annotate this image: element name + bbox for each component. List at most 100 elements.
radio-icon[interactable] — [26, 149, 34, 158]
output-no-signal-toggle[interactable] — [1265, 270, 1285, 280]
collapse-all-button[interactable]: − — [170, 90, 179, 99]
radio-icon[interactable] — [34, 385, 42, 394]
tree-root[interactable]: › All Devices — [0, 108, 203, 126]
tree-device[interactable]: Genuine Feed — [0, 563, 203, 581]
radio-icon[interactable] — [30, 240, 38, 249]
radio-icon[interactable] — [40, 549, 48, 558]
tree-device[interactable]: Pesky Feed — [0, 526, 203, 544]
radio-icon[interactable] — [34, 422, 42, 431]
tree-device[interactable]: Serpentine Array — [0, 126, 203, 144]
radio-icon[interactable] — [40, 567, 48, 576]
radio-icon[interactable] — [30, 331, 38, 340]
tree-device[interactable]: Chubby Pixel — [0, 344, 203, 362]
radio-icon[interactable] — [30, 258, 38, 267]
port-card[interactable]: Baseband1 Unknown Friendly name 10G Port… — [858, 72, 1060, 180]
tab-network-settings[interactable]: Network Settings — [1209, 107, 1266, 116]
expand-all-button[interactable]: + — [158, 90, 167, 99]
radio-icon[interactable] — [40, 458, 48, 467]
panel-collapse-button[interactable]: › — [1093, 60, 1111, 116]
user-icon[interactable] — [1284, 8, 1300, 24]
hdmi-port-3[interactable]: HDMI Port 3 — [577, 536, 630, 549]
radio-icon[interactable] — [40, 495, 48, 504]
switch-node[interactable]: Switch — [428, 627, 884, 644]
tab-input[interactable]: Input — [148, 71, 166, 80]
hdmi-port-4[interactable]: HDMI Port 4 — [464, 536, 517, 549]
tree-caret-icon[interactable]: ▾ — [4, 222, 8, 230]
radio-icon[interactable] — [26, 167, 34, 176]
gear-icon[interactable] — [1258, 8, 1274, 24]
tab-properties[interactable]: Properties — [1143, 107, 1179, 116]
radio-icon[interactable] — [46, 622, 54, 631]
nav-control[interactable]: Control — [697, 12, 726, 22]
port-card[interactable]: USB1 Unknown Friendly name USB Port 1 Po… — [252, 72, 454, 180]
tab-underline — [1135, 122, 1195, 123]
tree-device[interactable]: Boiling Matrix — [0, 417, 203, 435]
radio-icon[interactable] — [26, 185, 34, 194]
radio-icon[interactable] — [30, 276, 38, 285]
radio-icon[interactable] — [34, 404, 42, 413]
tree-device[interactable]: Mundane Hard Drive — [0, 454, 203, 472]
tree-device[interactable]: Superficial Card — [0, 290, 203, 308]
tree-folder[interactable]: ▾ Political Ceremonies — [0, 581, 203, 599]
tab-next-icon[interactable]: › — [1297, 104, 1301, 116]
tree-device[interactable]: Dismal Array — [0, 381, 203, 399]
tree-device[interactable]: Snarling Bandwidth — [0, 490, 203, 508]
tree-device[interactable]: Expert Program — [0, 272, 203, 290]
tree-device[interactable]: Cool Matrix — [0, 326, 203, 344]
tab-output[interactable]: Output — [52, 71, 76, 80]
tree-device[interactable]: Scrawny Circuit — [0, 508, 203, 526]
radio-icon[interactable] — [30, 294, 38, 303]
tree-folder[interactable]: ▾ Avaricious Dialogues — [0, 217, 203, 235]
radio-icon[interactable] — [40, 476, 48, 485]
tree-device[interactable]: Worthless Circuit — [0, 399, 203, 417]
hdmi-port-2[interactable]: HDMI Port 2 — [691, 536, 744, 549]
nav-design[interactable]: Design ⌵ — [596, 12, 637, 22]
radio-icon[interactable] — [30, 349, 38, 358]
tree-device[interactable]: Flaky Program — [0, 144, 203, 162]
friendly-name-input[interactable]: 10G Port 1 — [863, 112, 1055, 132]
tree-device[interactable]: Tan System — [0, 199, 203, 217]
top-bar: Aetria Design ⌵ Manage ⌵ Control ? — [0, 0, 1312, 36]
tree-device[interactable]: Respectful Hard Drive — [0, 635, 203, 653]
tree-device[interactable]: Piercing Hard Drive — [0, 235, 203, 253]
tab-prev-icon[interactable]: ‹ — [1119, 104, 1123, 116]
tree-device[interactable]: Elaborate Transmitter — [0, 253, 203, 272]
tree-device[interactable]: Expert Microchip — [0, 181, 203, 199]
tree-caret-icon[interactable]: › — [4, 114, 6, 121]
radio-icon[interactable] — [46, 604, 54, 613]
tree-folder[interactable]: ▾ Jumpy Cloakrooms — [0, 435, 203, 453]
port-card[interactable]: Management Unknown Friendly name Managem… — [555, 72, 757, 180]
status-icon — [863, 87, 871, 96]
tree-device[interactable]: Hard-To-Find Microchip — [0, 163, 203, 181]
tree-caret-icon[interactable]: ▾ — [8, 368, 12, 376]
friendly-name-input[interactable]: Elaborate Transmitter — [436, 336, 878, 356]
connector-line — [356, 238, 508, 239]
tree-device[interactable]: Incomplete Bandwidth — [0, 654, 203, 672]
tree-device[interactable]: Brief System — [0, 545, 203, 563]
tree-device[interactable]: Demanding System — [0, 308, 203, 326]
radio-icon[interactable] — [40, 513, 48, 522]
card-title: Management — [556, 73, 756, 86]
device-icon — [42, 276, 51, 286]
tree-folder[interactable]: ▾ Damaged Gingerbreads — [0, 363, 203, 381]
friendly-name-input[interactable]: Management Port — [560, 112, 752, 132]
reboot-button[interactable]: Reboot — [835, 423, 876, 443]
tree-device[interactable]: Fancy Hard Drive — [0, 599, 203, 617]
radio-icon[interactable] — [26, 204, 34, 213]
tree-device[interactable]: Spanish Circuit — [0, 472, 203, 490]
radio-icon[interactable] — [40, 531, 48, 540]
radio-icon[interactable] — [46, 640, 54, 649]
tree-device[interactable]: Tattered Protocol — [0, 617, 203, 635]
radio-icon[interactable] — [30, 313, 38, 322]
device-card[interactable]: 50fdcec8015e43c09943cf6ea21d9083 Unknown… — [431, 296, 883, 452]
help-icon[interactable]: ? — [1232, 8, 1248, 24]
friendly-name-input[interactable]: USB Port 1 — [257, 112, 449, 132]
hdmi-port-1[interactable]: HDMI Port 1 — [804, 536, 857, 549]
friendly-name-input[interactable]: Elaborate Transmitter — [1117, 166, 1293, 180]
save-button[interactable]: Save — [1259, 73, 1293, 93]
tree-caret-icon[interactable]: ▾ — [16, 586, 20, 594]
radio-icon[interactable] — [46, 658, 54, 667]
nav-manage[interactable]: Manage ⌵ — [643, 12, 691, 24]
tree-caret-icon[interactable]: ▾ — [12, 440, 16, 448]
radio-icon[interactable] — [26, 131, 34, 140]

※ ※ ※

▶ _THE TASK_: Please write out all of the material above line for line, with no changes.

▶ _SOLUTION TO THE PROBLEM_:
annotate this image: element name + bbox for each component. List at most 100 elements.
radio-icon[interactable] — [26, 149, 34, 158]
output-no-signal-toggle[interactable] — [1265, 270, 1285, 280]
collapse-all-button[interactable]: − — [170, 90, 179, 99]
radio-icon[interactable] — [34, 385, 42, 394]
tree-root[interactable]: › All Devices — [0, 108, 203, 126]
tree-device[interactable]: Genuine Feed — [0, 563, 203, 581]
radio-icon[interactable] — [30, 240, 38, 249]
radio-icon[interactable] — [40, 549, 48, 558]
tree-device[interactable]: Pesky Feed — [0, 526, 203, 544]
radio-icon[interactable] — [34, 422, 42, 431]
tree-device[interactable]: Serpentine Array — [0, 126, 203, 144]
radio-icon[interactable] — [40, 567, 48, 576]
radio-icon[interactable] — [30, 331, 38, 340]
tree-device[interactable]: Chubby Pixel — [0, 344, 203, 362]
radio-icon[interactable] — [30, 258, 38, 267]
port-card[interactable]: Baseband1 Unknown Friendly name 10G Port… — [858, 72, 1060, 180]
tab-network-settings[interactable]: Network Settings — [1209, 107, 1266, 116]
expand-all-button[interactable]: + — [158, 90, 167, 99]
radio-icon[interactable] — [40, 458, 48, 467]
panel-collapse-button[interactable]: › — [1093, 60, 1111, 116]
user-icon[interactable] — [1284, 8, 1300, 24]
hdmi-port-3[interactable]: HDMI Port 3 — [577, 536, 630, 549]
radio-icon[interactable] — [40, 495, 48, 504]
switch-node[interactable]: Switch — [428, 627, 884, 644]
tab-input[interactable]: Input — [148, 71, 166, 80]
hdmi-port-4[interactable]: HDMI Port 4 — [464, 536, 517, 549]
tree-caret-icon[interactable]: ▾ — [4, 222, 8, 230]
radio-icon[interactable] — [26, 167, 34, 176]
gear-icon[interactable] — [1258, 8, 1274, 24]
tab-properties[interactable]: Properties — [1143, 107, 1179, 116]
radio-icon[interactable] — [46, 622, 54, 631]
nav-control[interactable]: Control — [697, 12, 726, 22]
port-card[interactable]: USB1 Unknown Friendly name USB Port 1 Po… — [252, 72, 454, 180]
tab-underline — [1135, 122, 1195, 123]
tree-device[interactable]: Boiling Matrix — [0, 417, 203, 435]
radio-icon[interactable] — [26, 185, 34, 194]
radio-icon[interactable] — [30, 276, 38, 285]
radio-icon[interactable] — [34, 404, 42, 413]
tree-device[interactable]: Mundane Hard Drive — [0, 454, 203, 472]
tree-device[interactable]: Superficial Card — [0, 290, 203, 308]
tree-folder[interactable]: ▾ Political Ceremonies — [0, 581, 203, 599]
tab-next-icon[interactable]: › — [1297, 104, 1301, 116]
tree-device[interactable]: Dismal Array — [0, 381, 203, 399]
tree-device[interactable]: Snarling Bandwidth — [0, 490, 203, 508]
tree-device[interactable]: Expert Program — [0, 272, 203, 290]
tree-device[interactable]: Cool Matrix — [0, 326, 203, 344]
tab-output[interactable]: Output — [52, 71, 76, 80]
tree-device[interactable]: Scrawny Circuit — [0, 508, 203, 526]
radio-icon[interactable] — [30, 294, 38, 303]
tree-folder[interactable]: ▾ Avaricious Dialogues — [0, 217, 203, 235]
radio-icon[interactable] — [40, 476, 48, 485]
tree-device[interactable]: Worthless Circuit — [0, 399, 203, 417]
hdmi-port-2[interactable]: HDMI Port 2 — [691, 536, 744, 549]
nav-design[interactable]: Design ⌵ — [596, 12, 637, 22]
radio-icon[interactable] — [30, 349, 38, 358]
tree-device[interactable]: Flaky Program — [0, 144, 203, 162]
friendly-name-input[interactable]: 10G Port 1 — [863, 112, 1055, 132]
tree-device[interactable]: Tan System — [0, 199, 203, 217]
top-bar: Aetria Design ⌵ Manage ⌵ Control ? — [0, 0, 1312, 36]
tree-device[interactable]: Respectful Hard Drive — [0, 635, 203, 653]
tree-device[interactable]: Piercing Hard Drive — [0, 235, 203, 253]
tab-prev-icon[interactable]: ‹ — [1119, 104, 1123, 116]
tree-device[interactable]: Elaborate Transmitter — [0, 253, 203, 272]
tree-device[interactable]: Expert Microchip — [0, 181, 203, 199]
tree-caret-icon[interactable]: › — [4, 114, 6, 121]
radio-icon[interactable] — [46, 604, 54, 613]
tree-folder[interactable]: ▾ Jumpy Cloakrooms — [0, 435, 203, 453]
port-card[interactable]: Management Unknown Friendly name Managem… — [555, 72, 757, 180]
status-icon — [863, 87, 871, 96]
tree-device[interactable]: Hard-To-Find Microchip — [0, 163, 203, 181]
tree-caret-icon[interactable]: ▾ — [8, 368, 12, 376]
friendly-name-input[interactable]: Elaborate Transmitter — [436, 336, 878, 356]
connector-line — [356, 238, 508, 239]
tree-device[interactable]: Incomplete Bandwidth — [0, 654, 203, 672]
tree-device[interactable]: Brief System — [0, 545, 203, 563]
tree-device[interactable]: Demanding System — [0, 308, 203, 326]
radio-icon[interactable] — [40, 513, 48, 522]
card-title: Management — [556, 73, 756, 86]
device-icon — [42, 276, 51, 286]
tree-folder[interactable]: ▾ Damaged Gingerbreads — [0, 363, 203, 381]
friendly-name-input[interactable]: Management Port — [560, 112, 752, 132]
reboot-button[interactable]: Reboot — [835, 423, 876, 443]
tree-device[interactable]: Fancy Hard Drive — [0, 599, 203, 617]
radio-icon[interactable] — [26, 204, 34, 213]
tree-device[interactable]: Spanish Circuit — [0, 472, 203, 490]
radio-icon[interactable] — [40, 531, 48, 540]
radio-icon[interactable] — [46, 640, 54, 649]
tree-device[interactable]: Tattered Protocol — [0, 617, 203, 635]
radio-icon[interactable] — [30, 313, 38, 322]
device-card[interactable]: 50fdcec8015e43c09943cf6ea21d9083 Unknown… — [431, 296, 883, 452]
help-icon[interactable]: ? — [1232, 8, 1248, 24]
friendly-name-input[interactable]: USB Port 1 — [257, 112, 449, 132]
hdmi-port-1[interactable]: HDMI Port 1 — [804, 536, 857, 549]
friendly-name-input[interactable]: Elaborate Transmitter — [1117, 166, 1293, 180]
save-button[interactable]: Save — [1259, 73, 1293, 93]
tree-caret-icon[interactable]: ▾ — [16, 586, 20, 594]
radio-icon[interactable] — [46, 658, 54, 667]
nav-manage[interactable]: Manage ⌵ — [643, 12, 691, 24]
tree-caret-icon[interactable]: ▾ — [12, 440, 16, 448]
radio-icon[interactable] — [26, 131, 34, 140]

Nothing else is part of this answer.